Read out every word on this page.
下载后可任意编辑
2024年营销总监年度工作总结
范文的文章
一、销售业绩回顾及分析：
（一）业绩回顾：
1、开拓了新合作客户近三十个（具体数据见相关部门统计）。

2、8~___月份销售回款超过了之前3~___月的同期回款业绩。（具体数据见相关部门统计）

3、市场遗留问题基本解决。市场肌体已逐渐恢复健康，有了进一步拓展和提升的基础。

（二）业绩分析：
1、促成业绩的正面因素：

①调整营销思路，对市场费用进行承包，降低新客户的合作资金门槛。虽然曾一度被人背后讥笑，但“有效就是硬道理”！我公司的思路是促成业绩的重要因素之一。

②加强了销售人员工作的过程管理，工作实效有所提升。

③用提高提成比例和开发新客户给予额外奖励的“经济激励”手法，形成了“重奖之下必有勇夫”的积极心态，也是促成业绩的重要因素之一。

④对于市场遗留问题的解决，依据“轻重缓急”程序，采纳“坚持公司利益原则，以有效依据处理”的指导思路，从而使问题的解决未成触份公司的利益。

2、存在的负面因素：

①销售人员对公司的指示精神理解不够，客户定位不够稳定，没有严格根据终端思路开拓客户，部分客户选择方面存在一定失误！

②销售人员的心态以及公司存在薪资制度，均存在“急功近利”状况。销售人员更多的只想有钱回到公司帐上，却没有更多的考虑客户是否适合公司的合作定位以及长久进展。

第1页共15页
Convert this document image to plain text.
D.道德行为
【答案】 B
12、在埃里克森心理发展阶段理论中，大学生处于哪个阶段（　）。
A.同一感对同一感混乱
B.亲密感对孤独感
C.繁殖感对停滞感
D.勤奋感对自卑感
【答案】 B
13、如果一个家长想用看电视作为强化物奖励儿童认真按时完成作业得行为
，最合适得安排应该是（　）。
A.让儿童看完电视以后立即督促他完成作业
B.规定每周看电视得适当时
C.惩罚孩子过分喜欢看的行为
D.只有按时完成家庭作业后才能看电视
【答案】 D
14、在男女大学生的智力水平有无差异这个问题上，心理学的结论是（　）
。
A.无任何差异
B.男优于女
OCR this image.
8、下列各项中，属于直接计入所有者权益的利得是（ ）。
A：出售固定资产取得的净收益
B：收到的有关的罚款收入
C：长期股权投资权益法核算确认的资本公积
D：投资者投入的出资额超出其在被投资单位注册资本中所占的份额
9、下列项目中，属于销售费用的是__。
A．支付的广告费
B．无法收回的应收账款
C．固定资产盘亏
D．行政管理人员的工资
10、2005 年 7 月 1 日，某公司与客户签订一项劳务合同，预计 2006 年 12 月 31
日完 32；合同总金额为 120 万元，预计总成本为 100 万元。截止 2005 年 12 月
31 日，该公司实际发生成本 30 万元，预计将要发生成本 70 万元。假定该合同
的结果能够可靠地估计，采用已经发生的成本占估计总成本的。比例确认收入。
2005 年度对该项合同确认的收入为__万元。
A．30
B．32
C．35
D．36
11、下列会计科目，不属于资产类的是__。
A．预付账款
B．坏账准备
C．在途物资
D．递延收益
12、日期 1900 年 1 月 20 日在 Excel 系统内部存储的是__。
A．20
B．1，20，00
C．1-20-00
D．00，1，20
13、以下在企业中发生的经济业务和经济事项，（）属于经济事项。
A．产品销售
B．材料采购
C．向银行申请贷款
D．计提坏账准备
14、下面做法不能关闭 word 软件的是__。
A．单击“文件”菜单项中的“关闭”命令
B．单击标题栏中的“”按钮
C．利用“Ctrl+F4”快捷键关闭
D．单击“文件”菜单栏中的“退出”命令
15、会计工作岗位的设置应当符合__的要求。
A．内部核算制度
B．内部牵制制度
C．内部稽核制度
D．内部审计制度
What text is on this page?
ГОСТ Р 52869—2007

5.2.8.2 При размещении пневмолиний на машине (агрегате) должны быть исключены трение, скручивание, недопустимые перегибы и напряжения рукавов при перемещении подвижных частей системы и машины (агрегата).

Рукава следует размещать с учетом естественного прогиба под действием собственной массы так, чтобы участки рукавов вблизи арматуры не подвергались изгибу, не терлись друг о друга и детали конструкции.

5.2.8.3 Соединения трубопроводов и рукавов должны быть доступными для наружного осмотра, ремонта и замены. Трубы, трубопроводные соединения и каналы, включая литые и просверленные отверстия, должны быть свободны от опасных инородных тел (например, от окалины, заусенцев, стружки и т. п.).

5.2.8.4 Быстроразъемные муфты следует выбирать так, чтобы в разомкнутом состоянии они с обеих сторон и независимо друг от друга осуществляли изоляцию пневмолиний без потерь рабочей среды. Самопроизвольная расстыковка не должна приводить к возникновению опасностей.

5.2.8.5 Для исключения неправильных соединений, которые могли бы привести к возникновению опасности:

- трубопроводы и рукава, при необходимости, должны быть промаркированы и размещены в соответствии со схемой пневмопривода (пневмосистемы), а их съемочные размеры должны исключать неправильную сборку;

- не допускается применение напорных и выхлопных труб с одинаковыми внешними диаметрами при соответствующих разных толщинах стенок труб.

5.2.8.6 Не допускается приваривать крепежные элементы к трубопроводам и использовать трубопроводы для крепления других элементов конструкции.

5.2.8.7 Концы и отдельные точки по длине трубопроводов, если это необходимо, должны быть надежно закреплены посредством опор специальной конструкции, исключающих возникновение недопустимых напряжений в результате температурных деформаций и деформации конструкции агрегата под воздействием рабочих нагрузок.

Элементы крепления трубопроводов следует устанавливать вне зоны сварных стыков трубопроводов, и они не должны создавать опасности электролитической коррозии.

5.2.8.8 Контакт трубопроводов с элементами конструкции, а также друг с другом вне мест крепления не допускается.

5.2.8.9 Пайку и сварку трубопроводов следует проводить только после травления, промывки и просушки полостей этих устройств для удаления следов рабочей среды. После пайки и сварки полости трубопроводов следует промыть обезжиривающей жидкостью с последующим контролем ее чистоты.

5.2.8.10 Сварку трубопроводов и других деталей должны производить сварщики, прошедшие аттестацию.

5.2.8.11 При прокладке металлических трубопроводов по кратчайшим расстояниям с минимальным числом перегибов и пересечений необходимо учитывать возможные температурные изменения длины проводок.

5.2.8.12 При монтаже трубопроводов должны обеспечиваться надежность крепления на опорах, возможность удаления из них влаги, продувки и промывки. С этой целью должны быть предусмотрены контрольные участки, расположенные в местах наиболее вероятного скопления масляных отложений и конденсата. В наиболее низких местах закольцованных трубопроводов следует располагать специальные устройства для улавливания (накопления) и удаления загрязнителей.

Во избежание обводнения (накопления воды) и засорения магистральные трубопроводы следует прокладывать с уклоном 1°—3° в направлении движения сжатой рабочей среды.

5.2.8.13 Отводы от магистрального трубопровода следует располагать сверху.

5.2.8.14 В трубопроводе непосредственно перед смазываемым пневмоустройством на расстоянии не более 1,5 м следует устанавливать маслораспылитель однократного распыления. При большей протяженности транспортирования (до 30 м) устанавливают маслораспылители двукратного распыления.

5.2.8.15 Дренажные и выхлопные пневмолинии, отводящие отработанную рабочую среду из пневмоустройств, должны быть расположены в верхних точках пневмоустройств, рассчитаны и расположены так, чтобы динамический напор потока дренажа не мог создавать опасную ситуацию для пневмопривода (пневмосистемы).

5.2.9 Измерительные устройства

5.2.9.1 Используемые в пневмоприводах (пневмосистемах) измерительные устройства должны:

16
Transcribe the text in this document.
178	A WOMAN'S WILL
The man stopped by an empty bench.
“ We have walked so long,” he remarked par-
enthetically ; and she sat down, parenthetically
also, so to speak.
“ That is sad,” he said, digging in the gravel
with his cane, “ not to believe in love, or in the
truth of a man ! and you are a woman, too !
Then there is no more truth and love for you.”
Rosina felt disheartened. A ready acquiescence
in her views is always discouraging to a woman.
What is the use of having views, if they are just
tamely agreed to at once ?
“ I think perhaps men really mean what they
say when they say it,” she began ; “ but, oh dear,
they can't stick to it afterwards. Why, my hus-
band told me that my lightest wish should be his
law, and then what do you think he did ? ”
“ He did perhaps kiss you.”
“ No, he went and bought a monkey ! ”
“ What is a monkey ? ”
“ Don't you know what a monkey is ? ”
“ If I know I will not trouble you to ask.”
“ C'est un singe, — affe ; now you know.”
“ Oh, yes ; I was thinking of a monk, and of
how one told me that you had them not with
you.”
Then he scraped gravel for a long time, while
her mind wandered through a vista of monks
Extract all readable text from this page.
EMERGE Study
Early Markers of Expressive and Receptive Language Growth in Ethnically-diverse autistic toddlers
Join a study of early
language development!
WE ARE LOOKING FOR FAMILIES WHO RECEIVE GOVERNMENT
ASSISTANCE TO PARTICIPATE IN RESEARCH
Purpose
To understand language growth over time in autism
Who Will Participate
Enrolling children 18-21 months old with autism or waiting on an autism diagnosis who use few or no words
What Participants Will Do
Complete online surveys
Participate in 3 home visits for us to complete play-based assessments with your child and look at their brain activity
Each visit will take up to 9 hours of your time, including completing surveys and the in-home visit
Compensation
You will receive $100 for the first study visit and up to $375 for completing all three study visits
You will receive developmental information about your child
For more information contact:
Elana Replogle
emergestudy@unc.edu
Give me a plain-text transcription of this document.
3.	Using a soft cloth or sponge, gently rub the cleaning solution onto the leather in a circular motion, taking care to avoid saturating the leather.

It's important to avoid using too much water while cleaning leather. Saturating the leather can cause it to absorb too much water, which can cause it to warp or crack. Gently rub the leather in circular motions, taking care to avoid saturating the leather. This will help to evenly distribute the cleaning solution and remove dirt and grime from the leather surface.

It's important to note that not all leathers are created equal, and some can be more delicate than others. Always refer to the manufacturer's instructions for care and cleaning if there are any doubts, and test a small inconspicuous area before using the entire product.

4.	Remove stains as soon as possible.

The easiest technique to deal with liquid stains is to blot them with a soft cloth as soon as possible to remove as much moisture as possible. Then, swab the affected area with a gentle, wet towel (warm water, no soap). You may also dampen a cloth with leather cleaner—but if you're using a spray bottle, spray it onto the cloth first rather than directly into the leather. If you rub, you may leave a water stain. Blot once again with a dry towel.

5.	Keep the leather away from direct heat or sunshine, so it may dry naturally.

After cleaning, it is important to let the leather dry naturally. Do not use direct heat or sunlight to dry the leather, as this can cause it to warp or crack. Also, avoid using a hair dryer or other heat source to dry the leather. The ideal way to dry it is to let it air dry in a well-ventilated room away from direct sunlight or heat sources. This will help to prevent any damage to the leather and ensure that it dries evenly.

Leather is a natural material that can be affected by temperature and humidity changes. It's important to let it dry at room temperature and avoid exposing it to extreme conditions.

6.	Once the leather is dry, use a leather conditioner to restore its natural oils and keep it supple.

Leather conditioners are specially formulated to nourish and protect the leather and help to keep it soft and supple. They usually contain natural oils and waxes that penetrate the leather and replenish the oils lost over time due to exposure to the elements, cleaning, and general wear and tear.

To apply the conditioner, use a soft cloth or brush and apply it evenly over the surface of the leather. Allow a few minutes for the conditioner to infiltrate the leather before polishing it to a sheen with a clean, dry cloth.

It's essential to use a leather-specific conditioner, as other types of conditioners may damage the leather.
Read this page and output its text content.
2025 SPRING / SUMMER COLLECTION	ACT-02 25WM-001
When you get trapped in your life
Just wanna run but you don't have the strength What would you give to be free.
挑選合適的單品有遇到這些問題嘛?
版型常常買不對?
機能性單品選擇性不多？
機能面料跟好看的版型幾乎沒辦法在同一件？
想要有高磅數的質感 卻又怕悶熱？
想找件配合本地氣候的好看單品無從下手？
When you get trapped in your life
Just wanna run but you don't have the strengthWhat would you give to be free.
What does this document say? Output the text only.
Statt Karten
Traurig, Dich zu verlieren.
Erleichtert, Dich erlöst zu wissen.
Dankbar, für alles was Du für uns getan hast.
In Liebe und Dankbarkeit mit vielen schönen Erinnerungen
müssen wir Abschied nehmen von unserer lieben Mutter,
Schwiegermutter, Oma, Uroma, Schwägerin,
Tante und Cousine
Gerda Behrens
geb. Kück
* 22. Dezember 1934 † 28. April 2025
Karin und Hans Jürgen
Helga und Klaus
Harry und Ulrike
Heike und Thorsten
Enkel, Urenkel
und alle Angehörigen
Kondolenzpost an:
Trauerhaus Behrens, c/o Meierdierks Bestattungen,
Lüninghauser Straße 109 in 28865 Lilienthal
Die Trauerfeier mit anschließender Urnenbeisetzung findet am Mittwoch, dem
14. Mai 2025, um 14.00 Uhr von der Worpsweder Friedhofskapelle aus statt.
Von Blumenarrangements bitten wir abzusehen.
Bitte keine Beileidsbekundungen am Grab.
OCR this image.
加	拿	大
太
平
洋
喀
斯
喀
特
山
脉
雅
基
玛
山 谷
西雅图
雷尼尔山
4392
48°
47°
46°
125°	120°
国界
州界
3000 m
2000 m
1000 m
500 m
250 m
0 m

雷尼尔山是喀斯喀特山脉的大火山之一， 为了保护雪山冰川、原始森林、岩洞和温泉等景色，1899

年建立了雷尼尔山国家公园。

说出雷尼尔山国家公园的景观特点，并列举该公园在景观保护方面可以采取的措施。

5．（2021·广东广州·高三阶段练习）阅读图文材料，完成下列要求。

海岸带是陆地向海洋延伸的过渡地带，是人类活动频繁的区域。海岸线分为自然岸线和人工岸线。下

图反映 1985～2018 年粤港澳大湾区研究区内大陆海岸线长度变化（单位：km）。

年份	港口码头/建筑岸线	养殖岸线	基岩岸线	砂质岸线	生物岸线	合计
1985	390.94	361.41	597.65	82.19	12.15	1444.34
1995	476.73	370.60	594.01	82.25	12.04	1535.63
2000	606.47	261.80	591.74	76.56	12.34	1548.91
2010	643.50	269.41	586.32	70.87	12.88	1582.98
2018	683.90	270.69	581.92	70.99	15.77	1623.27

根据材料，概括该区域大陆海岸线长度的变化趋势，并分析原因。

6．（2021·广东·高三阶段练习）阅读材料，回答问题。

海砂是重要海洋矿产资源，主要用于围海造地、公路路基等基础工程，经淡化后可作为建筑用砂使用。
··········
=== AIM ===
From the data above, pick out each line containing "love" and copy it.

=== IN RESPONSE ===
with his cane, “ not to believe in love, or in the
Then there is no more truth and love for you.”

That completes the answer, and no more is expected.